◆ **AIM OF THE EXERCISE**: Without the pictures, give the entries below again exactly as written.

◆ **INPUT ROWS**:
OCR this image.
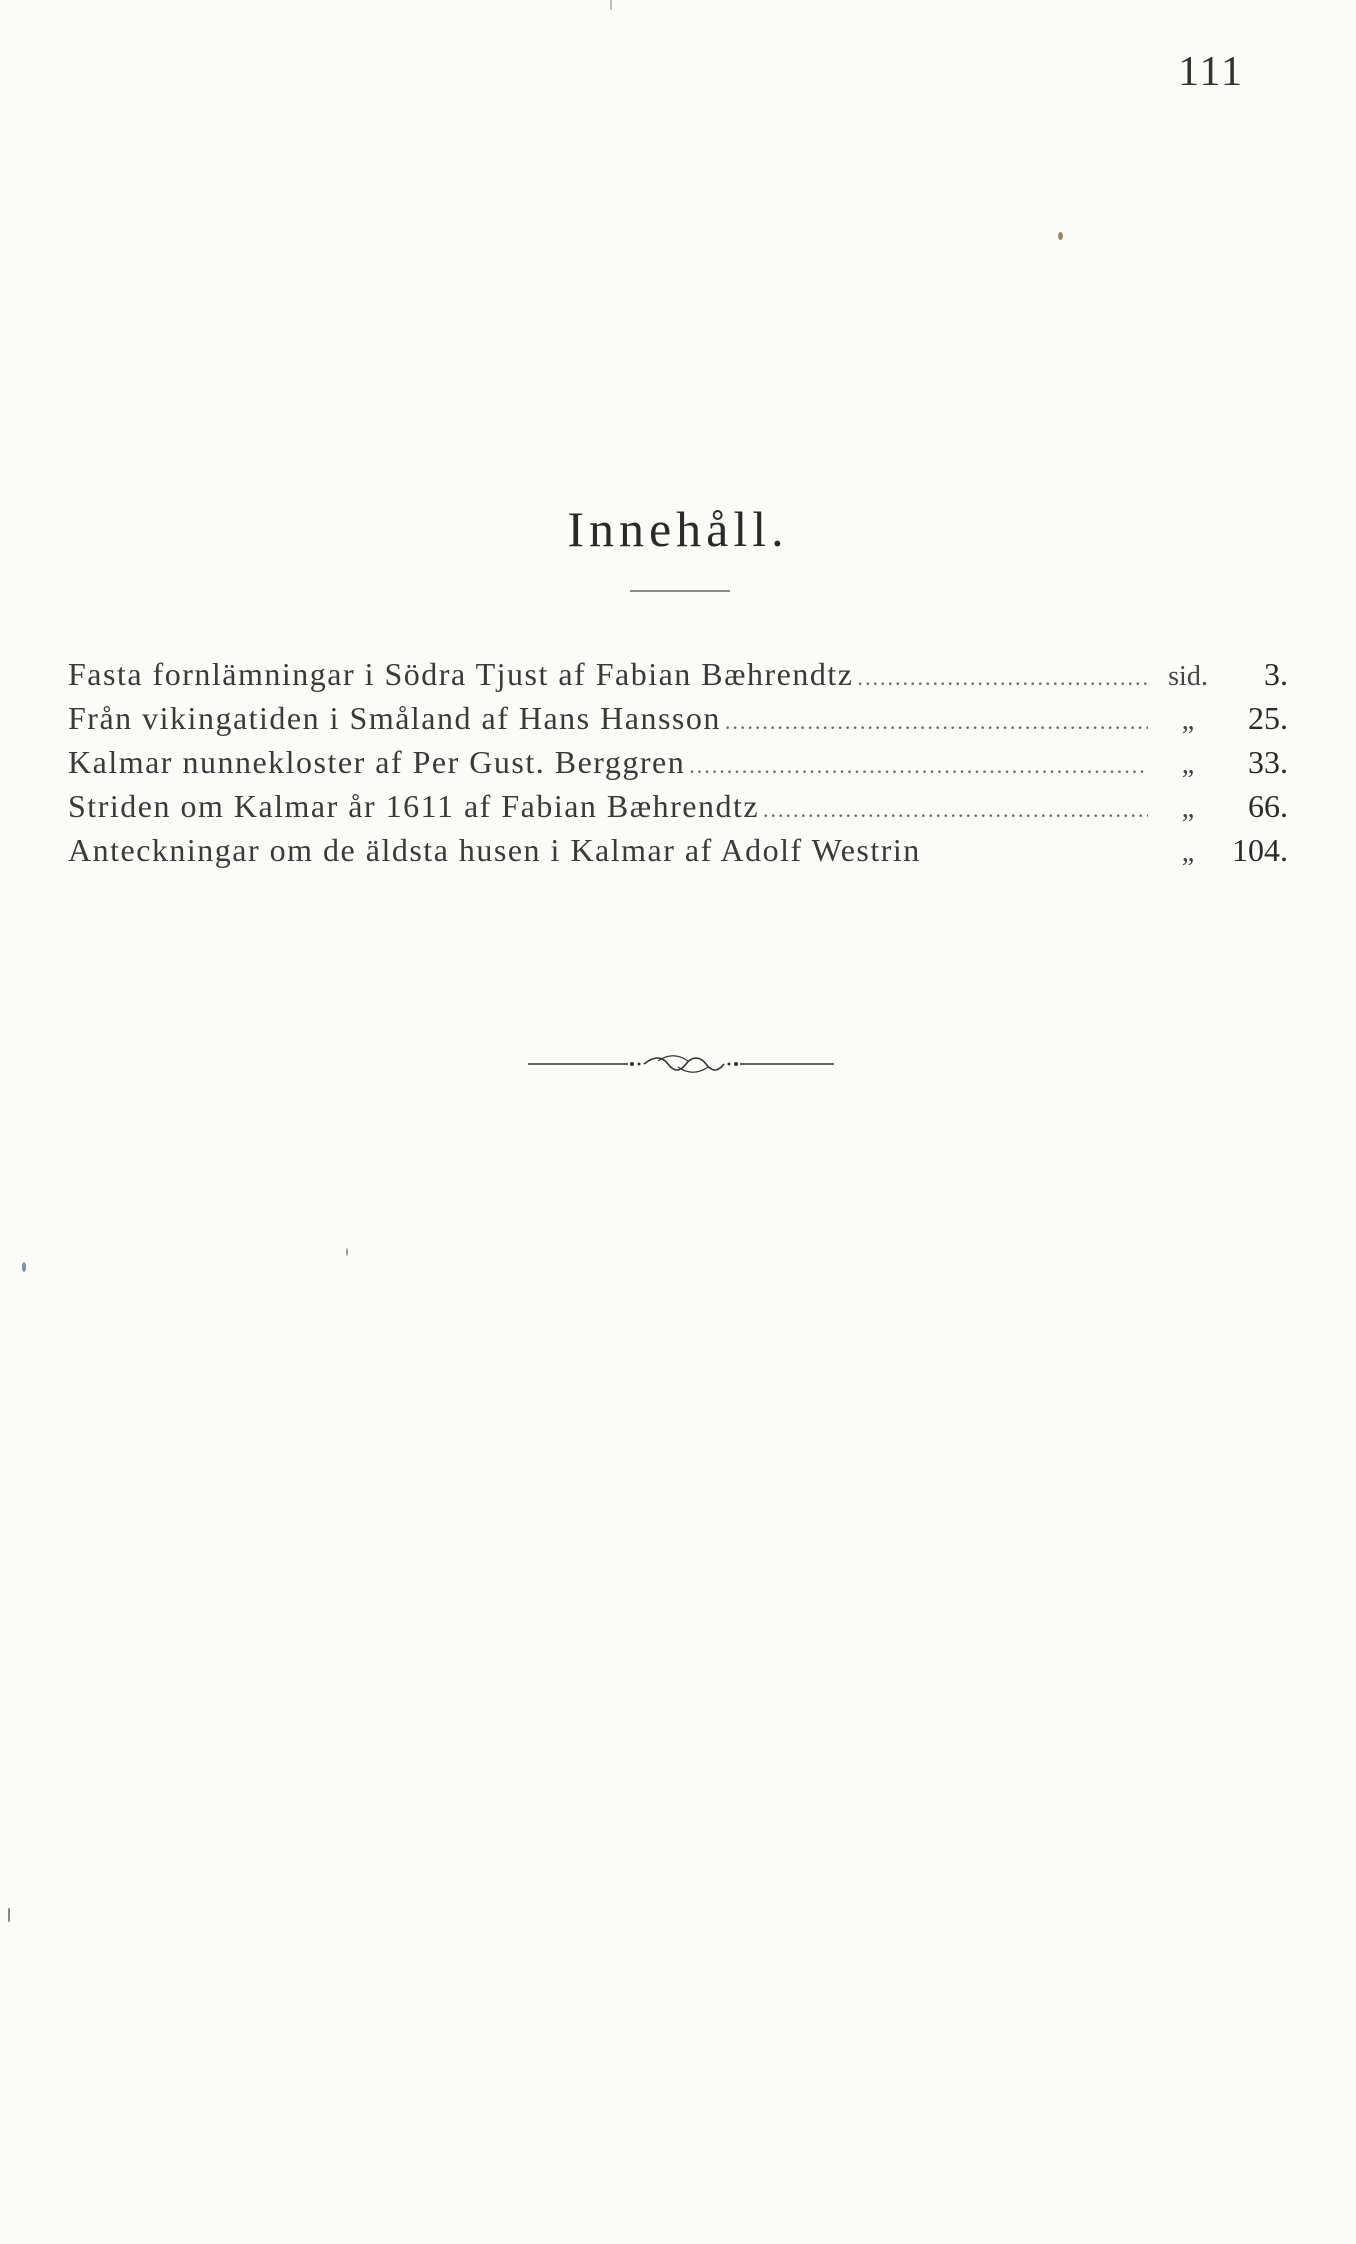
111
Innehåll.
Fasta fornlämningar i Södra Tjust af Fabian Bæhrendtz .....	sid.	3.
Från vikingatiden i Småland af Hans Hansson .....	„	25.
Kalmar nunnekloster af Per Gust. Berggren .....	„	33.
Striden om Kalmar år 1611 af Fabian Bæhrendtz .....	„	66.
Anteckningar om de äldsta husen i Kalmar af Adolf Westrin	„	104.
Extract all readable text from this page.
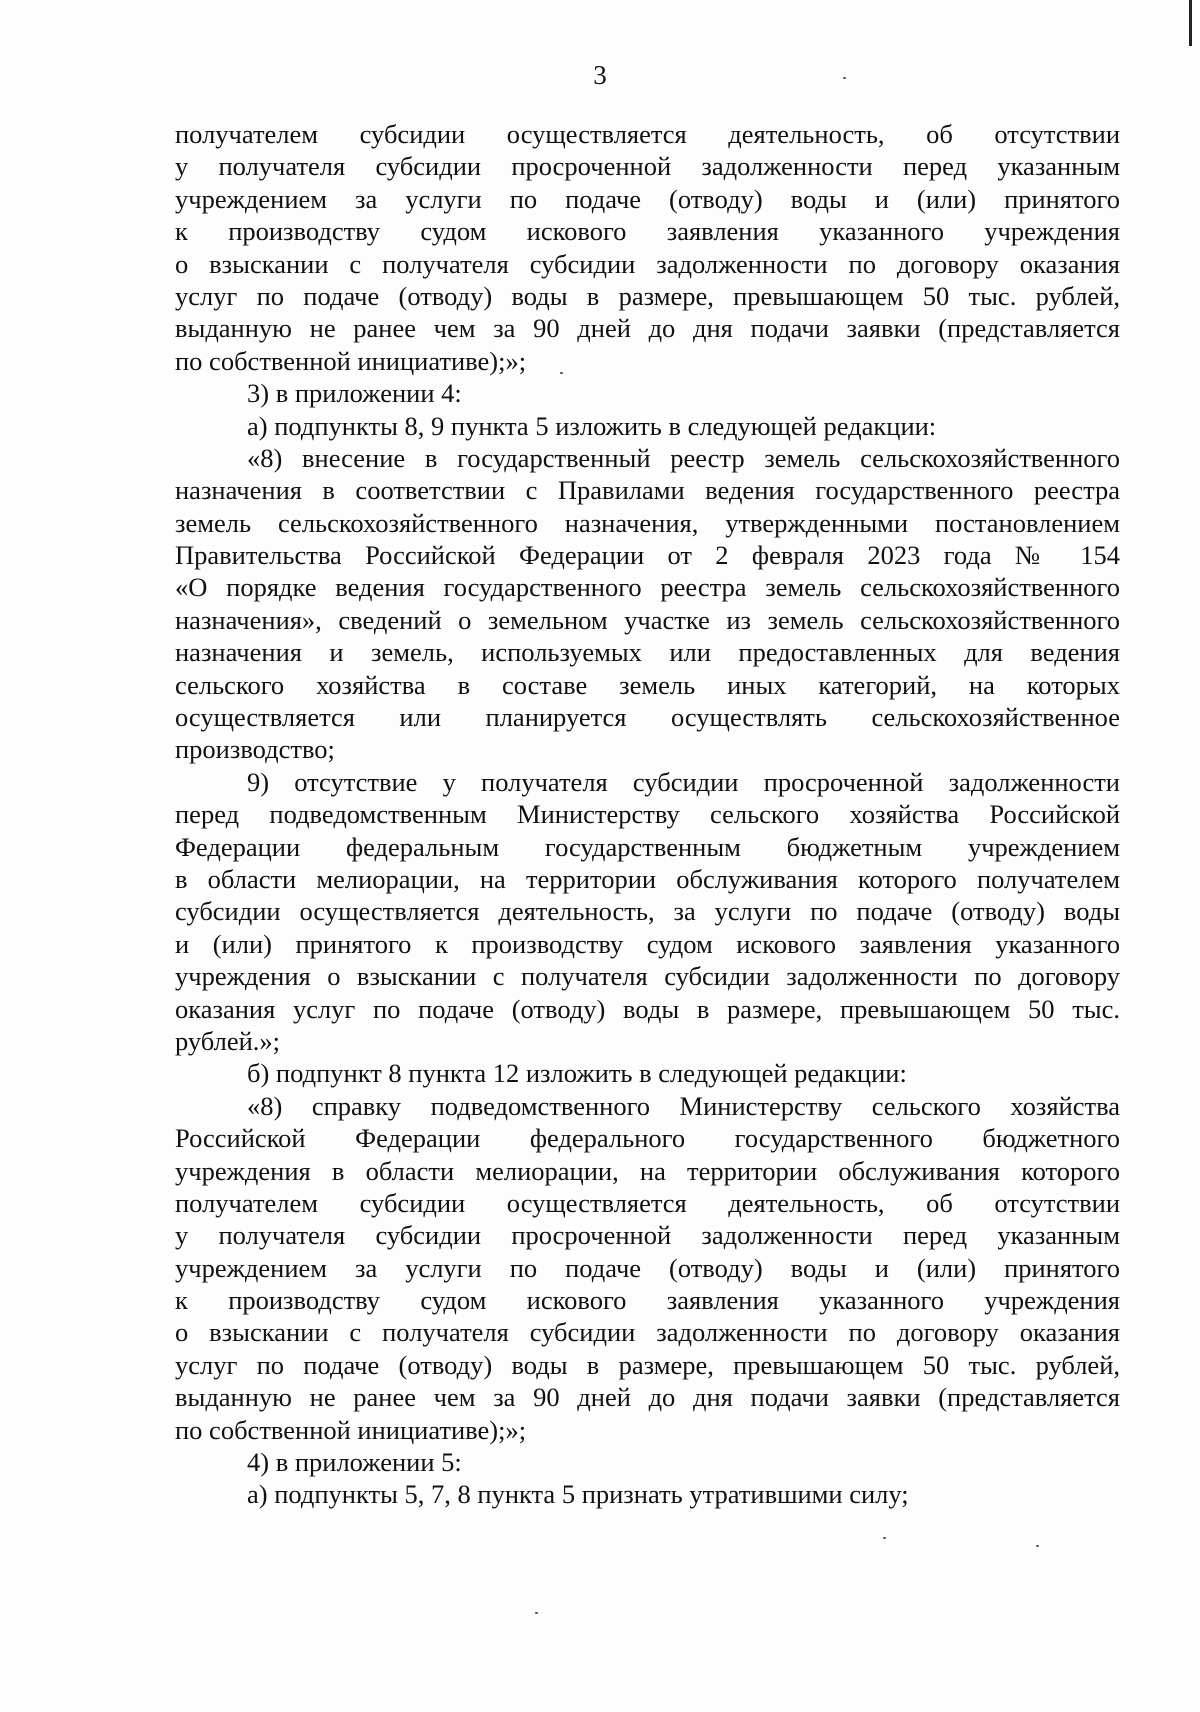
3
получателем субсидии осуществляется деятельность, об отсутствии
у получателя субсидии просроченной задолженности перед указанным
учреждением за услуги по подаче (отводу) воды и (или) принятого
к производству судом искового заявления указанного учреждения
о взыскании с получателя субсидии задолженности по договору оказания
услуг по подаче (отводу) воды в размере, превышающем 50 тыс. рублей,
выданную не ранее чем за 90 дней до дня подачи заявки (представляется
по собственной инициативе);»;
3) в приложении 4:
а) подпункты 8, 9 пункта 5 изложить в следующей редакции:
«8) внесение в государственный реестр земель сельскохозяйственного
назначения в соответствии с Правилами ведения государственного реестра
земель сельскохозяйственного назначения, утвержденными постановлением
Правительства Российской Федерации от 2 февраля 2023 года № 154
«О порядке ведения государственного реестра земель сельскохозяйственного
назначения», сведений о земельном участке из земель сельскохозяйственного
назначения и земель, используемых или предоставленных для ведения
сельского хозяйства в составе земель иных категорий, на которых
осуществляется или планируется осуществлять сельскохозяйственное
производство;
9) отсутствие у получателя субсидии просроченной задолженности
перед подведомственным Министерству сельского хозяйства Российской
Федерации федеральным государственным бюджетным учреждением
в области мелиорации, на территории обслуживания которого получателем
субсидии осуществляется деятельность, за услуги по подаче (отводу) воды
и (или) принятого к производству судом искового заявления указанного
учреждения о взыскании с получателя субсидии задолженности по договору
оказания услуг по подаче (отводу) воды в размере, превышающем 50 тыс.
рублей.»;
б) подпункт 8 пункта 12 изложить в следующей редакции:
«8) справку подведомственного Министерству сельского хозяйства
Российской Федерации федерального государственного бюджетного
учреждения в области мелиорации, на территории обслуживания которого
получателем субсидии осуществляется деятельность, об отсутствии
у получателя субсидии просроченной задолженности перед указанным
учреждением за услуги по подаче (отводу) воды и (или) принятого
к производству судом искового заявления указанного учреждения
о взыскании с получателя субсидии задолженности по договору оказания
услуг по подаче (отводу) воды в размере, превышающем 50 тыс. рублей,
выданную не ранее чем за 90 дней до дня подачи заявки (представляется
по собственной инициативе);»;
4) в приложении 5:
а) подпункты 5, 7, 8 пункта 5 признать утратившими силу;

◆ **PROBLEM SOLUTION**:
OCR this image.
111
Innehåll.
Fasta fornlämningar i Södra Tjust af Fabian Bæhrendtz .....	sid.	3.
Från vikingatiden i Småland af Hans Hansson .....	„	25.
Kalmar nunnekloster af Per Gust. Berggren .....	„	33.
Striden om Kalmar år 1611 af Fabian Bæhrendtz .....	„	66.
Anteckningar om de äldsta husen i Kalmar af Adolf Westrin	„	104.
Extract all readable text from this page.
3
получателем субсидии осуществляется деятельность, об отсутствии
у получателя субсидии просроченной задолженности перед указанным
учреждением за услуги по подаче (отводу) воды и (или) принятого
к производству судом искового заявления указанного учреждения
о взыскании с получателя субсидии задолженности по договору оказания
услуг по подаче (отводу) воды в размере, превышающем 50 тыс. рублей,
выданную не ранее чем за 90 дней до дня подачи заявки (представляется
по собственной инициативе);»;
3) в приложении 4:
а) подпункты 8, 9 пункта 5 изложить в следующей редакции:
«8) внесение в государственный реестр земель сельскохозяйственного
назначения в соответствии с Правилами ведения государственного реестра
земель сельскохозяйственного назначения, утвержденными постановлением
Правительства Российской Федерации от 2 февраля 2023 года № 154
«О порядке ведения государственного реестра земель сельскохозяйственного
назначения», сведений о земельном участке из земель сельскохозяйственного
назначения и земель, используемых или предоставленных для ведения
сельского хозяйства в составе земель иных категорий, на которых
осуществляется или планируется осуществлять сельскохозяйственное
производство;
9) отсутствие у получателя субсидии просроченной задолженности
перед подведомственным Министерству сельского хозяйства Российской
Федерации федеральным государственным бюджетным учреждением
в области мелиорации, на территории обслуживания которого получателем
субсидии осуществляется деятельность, за услуги по подаче (отводу) воды
и (или) принятого к производству судом искового заявления указанного
учреждения о взыскании с получателя субсидии задолженности по договору
оказания услуг по подаче (отводу) воды в размере, превышающем 50 тыс.
рублей.»;
б) подпункт 8 пункта 12 изложить в следующей редакции:
«8) справку подведомственного Министерству сельского хозяйства
Российской Федерации федерального государственного бюджетного
учреждения в области мелиорации, на территории обслуживания которого
получателем субсидии осуществляется деятельность, об отсутствии
у получателя субсидии просроченной задолженности перед указанным
учреждением за услуги по подаче (отводу) воды и (или) принятого
к производству судом искового заявления указанного учреждения
о взыскании с получателя субсидии задолженности по договору оказания
услуг по подаче (отводу) воды в размере, превышающем 50 тыс. рублей,
выданную не ранее чем за 90 дней до дня подачи заявки (представляется
по собственной инициативе);»;
4) в приложении 5:
а) подпункты 5, 7, 8 пункта 5 признать утратившими силу;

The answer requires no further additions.